*Exercise*
Read through the entries below and return each line with the word "Integrated".

(Structured figure records)
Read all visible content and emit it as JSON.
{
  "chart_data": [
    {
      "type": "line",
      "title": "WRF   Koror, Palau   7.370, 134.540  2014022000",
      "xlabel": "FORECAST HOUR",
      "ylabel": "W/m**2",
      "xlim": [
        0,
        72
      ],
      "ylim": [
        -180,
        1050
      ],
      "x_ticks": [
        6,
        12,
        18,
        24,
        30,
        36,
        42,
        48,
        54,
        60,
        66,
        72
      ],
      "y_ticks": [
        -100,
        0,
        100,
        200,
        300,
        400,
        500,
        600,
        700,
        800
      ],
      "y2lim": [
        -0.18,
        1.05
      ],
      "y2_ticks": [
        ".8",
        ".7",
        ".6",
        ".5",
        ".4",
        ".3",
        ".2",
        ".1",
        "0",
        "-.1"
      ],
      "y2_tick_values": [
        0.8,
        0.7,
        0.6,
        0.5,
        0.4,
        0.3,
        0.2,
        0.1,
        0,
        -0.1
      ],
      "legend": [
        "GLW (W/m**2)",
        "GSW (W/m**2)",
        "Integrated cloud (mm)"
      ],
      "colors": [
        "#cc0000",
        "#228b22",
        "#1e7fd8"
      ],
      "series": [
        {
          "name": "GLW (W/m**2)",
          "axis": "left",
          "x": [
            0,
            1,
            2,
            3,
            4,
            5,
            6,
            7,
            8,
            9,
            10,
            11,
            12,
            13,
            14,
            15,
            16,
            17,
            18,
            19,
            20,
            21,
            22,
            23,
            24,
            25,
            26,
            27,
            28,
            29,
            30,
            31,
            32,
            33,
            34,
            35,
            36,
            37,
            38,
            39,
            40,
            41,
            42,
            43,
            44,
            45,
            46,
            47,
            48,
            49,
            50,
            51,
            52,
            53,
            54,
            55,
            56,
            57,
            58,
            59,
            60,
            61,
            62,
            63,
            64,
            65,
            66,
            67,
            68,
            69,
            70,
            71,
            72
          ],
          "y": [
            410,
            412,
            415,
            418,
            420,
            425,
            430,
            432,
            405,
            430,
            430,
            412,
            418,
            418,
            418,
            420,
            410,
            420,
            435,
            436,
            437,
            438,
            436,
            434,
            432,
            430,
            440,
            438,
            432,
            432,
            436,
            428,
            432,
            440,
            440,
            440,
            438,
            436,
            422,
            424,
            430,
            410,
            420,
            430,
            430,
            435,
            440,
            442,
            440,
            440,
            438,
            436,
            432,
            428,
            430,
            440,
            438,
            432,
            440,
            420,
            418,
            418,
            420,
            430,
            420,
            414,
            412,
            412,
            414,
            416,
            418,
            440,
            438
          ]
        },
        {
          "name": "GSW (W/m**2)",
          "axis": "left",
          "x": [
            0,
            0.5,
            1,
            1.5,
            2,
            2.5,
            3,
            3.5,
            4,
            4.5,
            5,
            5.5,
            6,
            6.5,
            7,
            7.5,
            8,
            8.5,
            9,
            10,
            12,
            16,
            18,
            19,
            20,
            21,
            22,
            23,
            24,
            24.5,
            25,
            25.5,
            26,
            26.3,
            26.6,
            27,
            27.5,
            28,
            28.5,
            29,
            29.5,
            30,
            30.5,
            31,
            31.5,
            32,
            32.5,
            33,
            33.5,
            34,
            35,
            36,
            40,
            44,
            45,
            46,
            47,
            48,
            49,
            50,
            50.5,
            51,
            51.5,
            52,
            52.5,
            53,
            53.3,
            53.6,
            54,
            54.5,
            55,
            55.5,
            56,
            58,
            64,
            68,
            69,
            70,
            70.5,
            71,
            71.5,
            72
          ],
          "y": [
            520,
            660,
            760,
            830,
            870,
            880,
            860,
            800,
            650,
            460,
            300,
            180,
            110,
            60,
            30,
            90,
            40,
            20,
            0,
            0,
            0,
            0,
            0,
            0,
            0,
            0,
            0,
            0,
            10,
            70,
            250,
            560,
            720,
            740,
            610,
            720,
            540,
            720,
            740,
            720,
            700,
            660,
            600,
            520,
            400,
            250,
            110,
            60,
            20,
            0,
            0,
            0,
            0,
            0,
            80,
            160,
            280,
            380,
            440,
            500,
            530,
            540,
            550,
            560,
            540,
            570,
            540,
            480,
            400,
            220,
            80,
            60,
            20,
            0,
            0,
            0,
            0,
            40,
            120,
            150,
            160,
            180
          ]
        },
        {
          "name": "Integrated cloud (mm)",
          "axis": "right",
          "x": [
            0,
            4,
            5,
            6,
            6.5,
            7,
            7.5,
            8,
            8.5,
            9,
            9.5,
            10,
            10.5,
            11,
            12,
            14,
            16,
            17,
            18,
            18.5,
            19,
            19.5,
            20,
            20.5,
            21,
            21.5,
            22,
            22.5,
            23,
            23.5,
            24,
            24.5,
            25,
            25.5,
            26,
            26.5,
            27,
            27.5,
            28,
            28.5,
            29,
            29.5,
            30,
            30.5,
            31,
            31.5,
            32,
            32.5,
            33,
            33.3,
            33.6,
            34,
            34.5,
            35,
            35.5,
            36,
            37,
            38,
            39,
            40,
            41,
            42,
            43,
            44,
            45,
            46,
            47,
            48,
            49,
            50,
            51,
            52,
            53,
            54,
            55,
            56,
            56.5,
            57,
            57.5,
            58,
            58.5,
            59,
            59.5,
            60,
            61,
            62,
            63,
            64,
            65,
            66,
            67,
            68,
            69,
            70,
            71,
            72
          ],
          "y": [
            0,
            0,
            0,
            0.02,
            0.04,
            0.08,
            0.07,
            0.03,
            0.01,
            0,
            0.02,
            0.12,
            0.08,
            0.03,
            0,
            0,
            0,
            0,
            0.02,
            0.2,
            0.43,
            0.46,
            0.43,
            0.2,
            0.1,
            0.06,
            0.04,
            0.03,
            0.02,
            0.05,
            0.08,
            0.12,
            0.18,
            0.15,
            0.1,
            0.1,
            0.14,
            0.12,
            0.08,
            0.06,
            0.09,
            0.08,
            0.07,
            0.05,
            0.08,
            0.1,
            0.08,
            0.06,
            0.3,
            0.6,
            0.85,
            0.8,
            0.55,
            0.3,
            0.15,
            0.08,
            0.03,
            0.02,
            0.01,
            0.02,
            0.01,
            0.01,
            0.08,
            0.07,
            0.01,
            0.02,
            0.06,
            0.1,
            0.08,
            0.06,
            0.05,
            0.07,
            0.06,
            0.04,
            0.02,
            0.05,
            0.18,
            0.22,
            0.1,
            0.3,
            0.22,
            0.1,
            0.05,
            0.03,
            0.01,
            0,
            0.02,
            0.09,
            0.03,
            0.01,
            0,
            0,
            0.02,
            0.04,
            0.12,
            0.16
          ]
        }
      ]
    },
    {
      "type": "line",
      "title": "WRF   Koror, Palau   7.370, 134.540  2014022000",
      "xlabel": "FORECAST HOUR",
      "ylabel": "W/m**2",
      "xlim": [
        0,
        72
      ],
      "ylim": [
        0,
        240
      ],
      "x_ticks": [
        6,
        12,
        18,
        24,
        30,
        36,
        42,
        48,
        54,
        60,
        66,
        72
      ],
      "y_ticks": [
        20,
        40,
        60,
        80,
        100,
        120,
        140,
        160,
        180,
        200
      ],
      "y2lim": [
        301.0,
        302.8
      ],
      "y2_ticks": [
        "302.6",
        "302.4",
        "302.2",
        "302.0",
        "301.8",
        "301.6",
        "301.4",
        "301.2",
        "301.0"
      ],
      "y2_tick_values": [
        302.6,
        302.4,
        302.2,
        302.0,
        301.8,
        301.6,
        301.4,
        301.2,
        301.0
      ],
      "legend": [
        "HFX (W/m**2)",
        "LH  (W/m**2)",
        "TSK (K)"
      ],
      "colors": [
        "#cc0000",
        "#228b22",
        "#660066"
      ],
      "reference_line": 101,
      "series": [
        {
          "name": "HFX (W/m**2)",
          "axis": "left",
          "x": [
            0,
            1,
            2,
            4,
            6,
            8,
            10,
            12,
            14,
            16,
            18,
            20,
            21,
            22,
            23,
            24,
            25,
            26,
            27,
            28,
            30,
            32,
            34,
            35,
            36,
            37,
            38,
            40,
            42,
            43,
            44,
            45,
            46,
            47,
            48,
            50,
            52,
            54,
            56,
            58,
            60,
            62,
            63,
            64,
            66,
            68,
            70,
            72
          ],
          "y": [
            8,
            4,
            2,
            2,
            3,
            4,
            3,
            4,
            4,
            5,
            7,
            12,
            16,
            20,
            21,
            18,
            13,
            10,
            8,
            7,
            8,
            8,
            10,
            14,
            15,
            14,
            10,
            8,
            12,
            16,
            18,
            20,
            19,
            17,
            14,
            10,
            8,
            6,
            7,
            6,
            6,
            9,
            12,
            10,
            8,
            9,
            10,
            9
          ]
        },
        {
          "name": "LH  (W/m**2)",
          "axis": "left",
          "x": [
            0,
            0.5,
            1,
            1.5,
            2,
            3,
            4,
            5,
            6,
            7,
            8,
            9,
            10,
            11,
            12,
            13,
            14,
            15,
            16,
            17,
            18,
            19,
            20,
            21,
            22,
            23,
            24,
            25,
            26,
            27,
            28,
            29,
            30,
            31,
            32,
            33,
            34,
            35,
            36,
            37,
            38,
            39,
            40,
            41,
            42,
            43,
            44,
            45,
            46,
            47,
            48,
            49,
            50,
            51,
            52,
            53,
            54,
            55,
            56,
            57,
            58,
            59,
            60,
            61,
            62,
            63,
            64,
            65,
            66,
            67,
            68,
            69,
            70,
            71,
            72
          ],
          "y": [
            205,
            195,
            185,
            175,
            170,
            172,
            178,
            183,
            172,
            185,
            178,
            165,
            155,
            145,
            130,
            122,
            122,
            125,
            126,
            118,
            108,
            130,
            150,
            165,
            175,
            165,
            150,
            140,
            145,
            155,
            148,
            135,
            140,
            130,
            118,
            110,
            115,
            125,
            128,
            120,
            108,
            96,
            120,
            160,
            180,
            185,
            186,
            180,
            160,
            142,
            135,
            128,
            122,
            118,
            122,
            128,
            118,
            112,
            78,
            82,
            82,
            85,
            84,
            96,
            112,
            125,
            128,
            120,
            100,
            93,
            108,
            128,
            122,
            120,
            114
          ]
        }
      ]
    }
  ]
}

*Written answer*
        "Integrated cloud (mm)"
          "name": "Integrated cloud (mm)",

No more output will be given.